**GIVEN INFORMATION:**

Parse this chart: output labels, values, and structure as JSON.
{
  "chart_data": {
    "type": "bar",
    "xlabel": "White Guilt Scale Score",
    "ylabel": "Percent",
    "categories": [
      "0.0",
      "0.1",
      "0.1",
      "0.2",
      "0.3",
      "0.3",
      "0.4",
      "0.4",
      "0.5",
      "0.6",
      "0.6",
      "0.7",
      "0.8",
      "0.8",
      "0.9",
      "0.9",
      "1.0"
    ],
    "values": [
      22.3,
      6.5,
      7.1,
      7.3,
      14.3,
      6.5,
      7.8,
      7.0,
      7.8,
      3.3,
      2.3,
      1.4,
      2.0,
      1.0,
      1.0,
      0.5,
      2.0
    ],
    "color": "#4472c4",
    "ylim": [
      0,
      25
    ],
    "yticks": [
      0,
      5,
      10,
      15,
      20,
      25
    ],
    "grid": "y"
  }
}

**TASK OBJECTIVE:** Reproduce every line above without error.

**RESULT OF THE EXERCISE:**
Parse this chart: output labels, values, and structure as JSON.
{
  "chart_data": {
    "type": "bar",
    "xlabel": "White Guilt Scale Score",
    "ylabel": "Percent",
    "categories": [
      "0.0",
      "0.1",
      "0.1",
      "0.2",
      "0.3",
      "0.3",
      "0.4",
      "0.4",
      "0.5",
      "0.6",
      "0.6",
      "0.7",
      "0.8",
      "0.8",
      "0.9",
      "0.9",
      "1.0"
    ],
    "values": [
      22.3,
      6.5,
      7.1,
      7.3,
      14.3,
      6.5,
      7.8,
      7.0,
      7.8,
      3.3,
      2.3,
      1.4,
      2.0,
      1.0,
      1.0,
      0.5,
      2.0
    ],
    "color": "#4472c4",
    "ylim": [
      0,
      25
    ],
    "yticks": [
      0,
      5,
      10,
      15,
      20,
      25
    ],
    "grid": "y"
  }
}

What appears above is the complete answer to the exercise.